§ KUTIPAN DOKUMEN

^^^^^^^^^^^^^^^^

Foto: Kontan
Puncaknya, kebijakan itu dituangkan secara monumental di tanah jajahan dengan diberlakukannya Wetboek van Strafrecht atau Kitab Undang-undang Hukum Pidana (KUHP) sejak 1918.
Belakangan, kebijakan itu bahkan seperti sudah mendarah daging dan merasuk ke pemerintahan Orde Lama, Orde Baru, dan era reformasi. Buktinya, selama ketiga rezim itu berkuasa, kebijakan warisan itu selalu memakan korban dari mulai pemberangusan pers hingga pemenjaraan wartawan.
Secara garis besar kebijakan pemerintah kolonial dalam membatasi ruang gerak pers terbagi ke dalam berbagai bentuk atau sarana. Pertama, sarana yuridis yang berupa sensor preventif, ketentuan pidana yang represif, dan kewajiban tutup mulut bagi pegawai pemerintah.
Kedua, dalam bentuk perangkat administratif seperti sistem perizinan yang dipersulit, sistem agunan, dan lisensi atau rekomendasi. Ketiga, sarana-sarana ekonomi berupa pemungutan pajak atas kertas dan iklan, serta modal minimal pendirian sebuah perusahaan media. Keempat, sarana-sarana sosial. Biasanya berupa peringatan, propaganda, penerangan, dan sensor.
Mirjam Maters (2003), ilmuwan Belanda kelahiran Utrecht 26 Mei 1963 mendeskripsikan, menganalisis, dan menyimpulkan kebijakan penguasa kolonial secara komprehensif. Kebijakan pers yang diteliti dalam rentang 1906-1942 ini terbagi ke dalam lima periode.
Setiap periode menjelaskan setiap kebijakan yang dikeluarkan berikut latar belakang yang menyertai dan mendasarinya.
Pertama, periode 1906-1913. Pada periode ini pers benar-benar bebas. Ini ditandai dengan penghapusan sensor preventif terhadap barang cetakan.
Pemerintah kolonial juga mendukung pertumbuhan pers yang dapat memajukan penduduk pribumi.
Pada masa ini setiap orang bebas menerbitkan media cetak. Surat izin bahkan dapat diurus belakangan, selambat-lambatnya 24 jam setelah terbit. Pemerintah juga memosisikan sebagai lembaga pengawas bukan lembaga sensor. Untuk mengawasi pers, gubernur jenderal memberikan penerangan dan memberikan subsidi modal.
Kedua, periode 1913-1918. Masa ini adalah saat-saatnya tumbuh transparansi dan pers bebas. Penduduk pribumi benar-benar mendapatkan lebih banyak kesempatan untuk mengekspresikan diri yang berpengaruh pada bidang politik. Apalagi setelah terbentuknya Volksraad (Dewan Rakyat), koran-koran sangat bebas memuat perdebatan-perdebatan para politisi.
Ketiga, periode 1918-1927.
Sebaliknya, periode ini adalah awal-awal kemunduran bagi pers pribumi. Penguasa kolonial banyak membatasi pers, khususnya pers radikal seiring dengan bangkitnya nasionalisme penduduk pribumi yang diwujudkan dengan berdirinya organisasi-organisasi kemasyarakatan dan politik yang radikal pula.

^^^^^^^^^^^^^^^^

§ DAFTAR DATA
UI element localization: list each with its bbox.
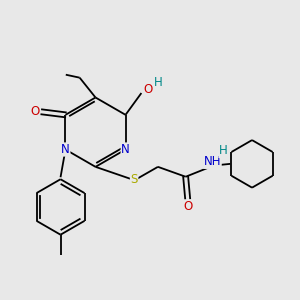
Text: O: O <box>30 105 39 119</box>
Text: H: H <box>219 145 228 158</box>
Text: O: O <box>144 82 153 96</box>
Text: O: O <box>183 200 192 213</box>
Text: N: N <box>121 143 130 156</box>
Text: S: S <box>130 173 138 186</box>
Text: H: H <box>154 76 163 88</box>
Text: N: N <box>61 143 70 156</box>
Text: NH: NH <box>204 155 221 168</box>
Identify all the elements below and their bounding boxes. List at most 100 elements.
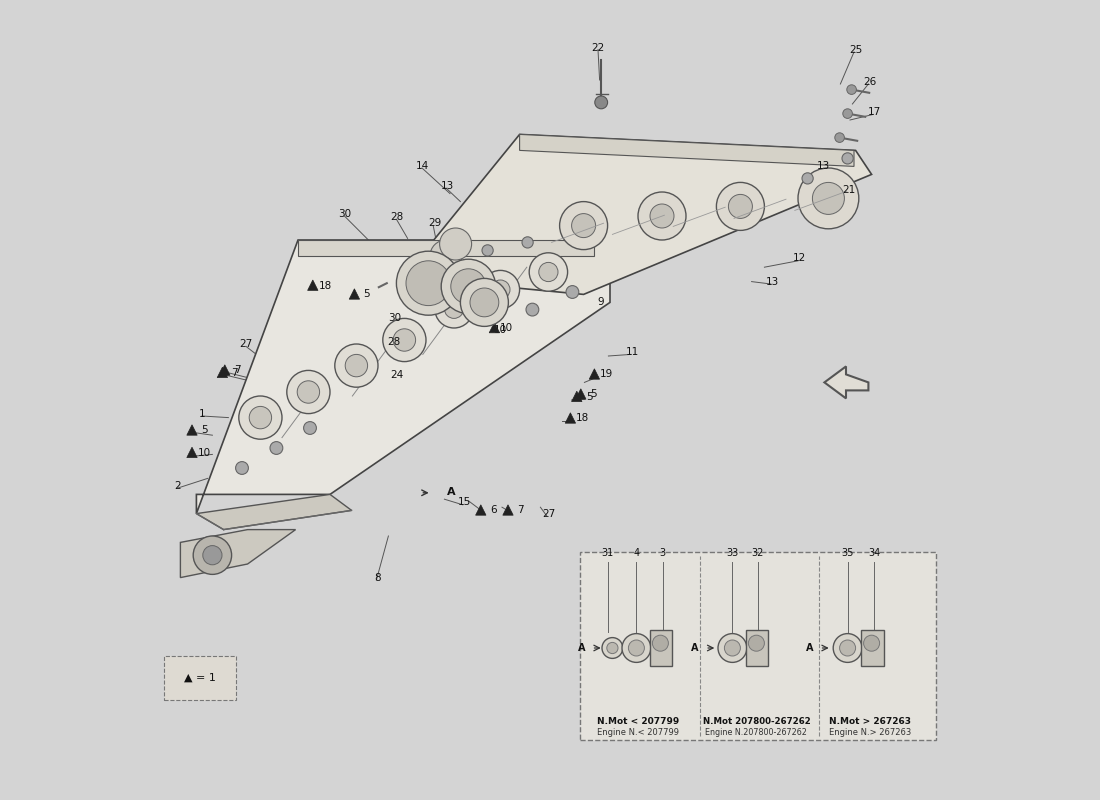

^^^^^^^^^^^^^^^^

§ BAGIAN LATIHAN
[a] Jawab pertanyaan berikut berdasarkan teks tentang kebijakan pers kolonial:
(i) Sejak tahun berapa Wetboek van Strafrecht diberlakukan di tanah jajahan?
(ii) Pada periode 1906-1913, paling lambat kapan surat izin media cetak harus diurus?
(iii) Menurut Mirjam Maters, kebijakan pers tahun 1906-1942 terbagi ke dalam berapa periode?
[b] Salin persis seluruh bagian teks tentang kebijakan pers kolonial, mulai dari "Belakangan, kebijakan itu" terus ke bawah sampai "bagi pegawai pemerintah.".
Daftar tersebut tidak perlu dipakai.

§ JAWABAN TUGAS
[a]
(i) Sejak 1918.
(ii) Paling lambat 24 jam setelah terbit.
(iii) Lima periode.

[b]
Belakangan, kebijakan itu bahkan seperti sudah mendarah daging dan merasuk ke pemerintahan Orde Lama, Orde Baru, dan era reformasi. Buktinya, selama ketiga rezim itu berkuasa, kebijakan warisan itu selalu memakan korban dari mulai pemberangusan pers hingga pemenjaraan wartawan.
Secara garis besar kebijakan pemerintah kolonial dalam membatasi ruang gerak pers terbagi ke dalam berbagai bentuk atau sarana. Pertama, sarana yuridis yang berupa sensor preventif, ketentuan pidana yang represif, dan kewajiban tutup mulut bagi pegawai pemerintah.